EXERCISE OBJECTIVE: For the listing below, give the number of lines in which "dyntrop" occurs. Add nothing.

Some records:
========================

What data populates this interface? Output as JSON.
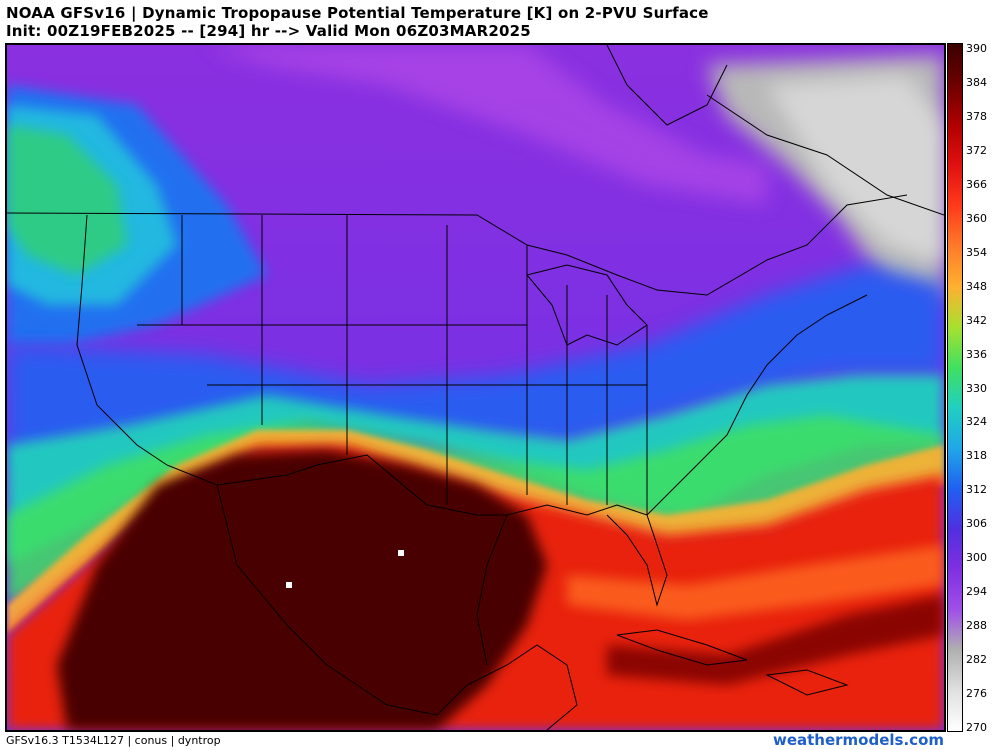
{
  "header": {
    "line1": "NOAA GFSv16 | Dynamic Tropopause Potential Temperature [K] on 2-PVU Surface",
    "line2": "Init: 00Z19FEB2025 -- [294] hr --> Valid Mon 06Z03MAR2025"
  },
  "colorbar": {
    "ticks": [
      "390",
      "384",
      "378",
      "372",
      "366",
      "360",
      "354",
      "348",
      "342",
      "336",
      "330",
      "324",
      "318",
      "312",
      "306",
      "300",
      "294",
      "288",
      "282",
      "276",
      "270"
    ],
    "colors": [
      "#3a0000",
      "#6e0000",
      "#b00000",
      "#e01010",
      "#ff3a1a",
      "#ff7a2a",
      "#ffb030",
      "#a8e030",
      "#40e060",
      "#20d0c0",
      "#20a8e8",
      "#2060f0",
      "#5030e0",
      "#8030e0",
      "#a050e8",
      "#b0b0b0",
      "#e0e0e0",
      "#ffffff"
    ]
  },
  "map": {
    "region": "conus",
    "field": "dyntrop",
    "overlays": [
      "state-borders",
      "country-borders",
      "coastlines"
    ]
  },
  "footer": {
    "left": "GFSv16.3 T1534L127 | conus | dyntrop",
    "right": "weathermodels.com"
  }
}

========================

RESPONSE TO THIS TASK: 2